» **Requirements**
Take every line that has the string "gastos" and copy it out.
# start of Exercise material
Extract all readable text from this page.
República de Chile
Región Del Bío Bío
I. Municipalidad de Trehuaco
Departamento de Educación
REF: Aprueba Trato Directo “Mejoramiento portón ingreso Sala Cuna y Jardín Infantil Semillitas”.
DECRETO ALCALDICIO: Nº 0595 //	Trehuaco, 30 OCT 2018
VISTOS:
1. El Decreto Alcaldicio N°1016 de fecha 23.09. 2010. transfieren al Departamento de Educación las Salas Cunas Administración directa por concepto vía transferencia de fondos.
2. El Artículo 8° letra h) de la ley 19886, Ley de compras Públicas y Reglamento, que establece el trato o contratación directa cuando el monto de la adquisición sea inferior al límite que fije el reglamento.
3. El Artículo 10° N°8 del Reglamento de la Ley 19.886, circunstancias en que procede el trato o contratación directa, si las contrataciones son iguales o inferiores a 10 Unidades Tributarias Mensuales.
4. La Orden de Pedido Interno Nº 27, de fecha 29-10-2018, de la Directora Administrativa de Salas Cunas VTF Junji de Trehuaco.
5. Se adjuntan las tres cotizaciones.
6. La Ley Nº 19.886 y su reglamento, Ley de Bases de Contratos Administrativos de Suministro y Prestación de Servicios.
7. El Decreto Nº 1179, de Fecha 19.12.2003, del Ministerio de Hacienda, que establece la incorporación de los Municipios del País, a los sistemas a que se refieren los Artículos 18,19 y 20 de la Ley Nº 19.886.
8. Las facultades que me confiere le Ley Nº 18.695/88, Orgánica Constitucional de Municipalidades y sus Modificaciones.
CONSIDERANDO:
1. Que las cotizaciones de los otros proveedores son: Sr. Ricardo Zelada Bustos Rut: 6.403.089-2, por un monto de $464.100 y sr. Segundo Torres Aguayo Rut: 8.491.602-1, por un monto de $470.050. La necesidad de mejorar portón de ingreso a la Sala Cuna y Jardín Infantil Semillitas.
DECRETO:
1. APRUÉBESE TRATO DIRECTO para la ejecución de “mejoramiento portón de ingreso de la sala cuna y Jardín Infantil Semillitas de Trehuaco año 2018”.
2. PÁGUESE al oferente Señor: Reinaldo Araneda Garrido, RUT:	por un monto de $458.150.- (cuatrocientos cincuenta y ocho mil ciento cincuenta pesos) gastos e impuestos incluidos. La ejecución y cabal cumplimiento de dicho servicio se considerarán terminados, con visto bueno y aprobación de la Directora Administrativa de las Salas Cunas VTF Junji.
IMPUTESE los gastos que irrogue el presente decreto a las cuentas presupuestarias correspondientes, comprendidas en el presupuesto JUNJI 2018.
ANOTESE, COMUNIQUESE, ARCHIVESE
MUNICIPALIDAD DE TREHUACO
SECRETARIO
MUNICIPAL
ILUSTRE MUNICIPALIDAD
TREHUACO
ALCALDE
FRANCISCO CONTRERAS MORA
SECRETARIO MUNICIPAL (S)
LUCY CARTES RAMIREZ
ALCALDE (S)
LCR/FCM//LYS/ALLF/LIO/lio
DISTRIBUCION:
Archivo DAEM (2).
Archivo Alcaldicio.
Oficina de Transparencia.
# end of Exercise material
» **Exercise answer**
2. PÁGUESE al oferente Señor: Reinaldo Araneda Garrido, RUT:	por un monto de $458.150.- (cuatrocientos cincuenta y ocho mil ciento cincuenta pesos) gastos e impuestos incluidos. La ejecución y cabal cumplimiento de dicho servicio se considerarán terminados, con visto bueno y aprobación de la Directora Administrativa de las Salas Cunas VTF Junji.
IMPUTESE los gastos que irrogue el presente decreto a las cuentas presupuestarias correspondientes, comprendidas en el presupuesto JUNJI 2018.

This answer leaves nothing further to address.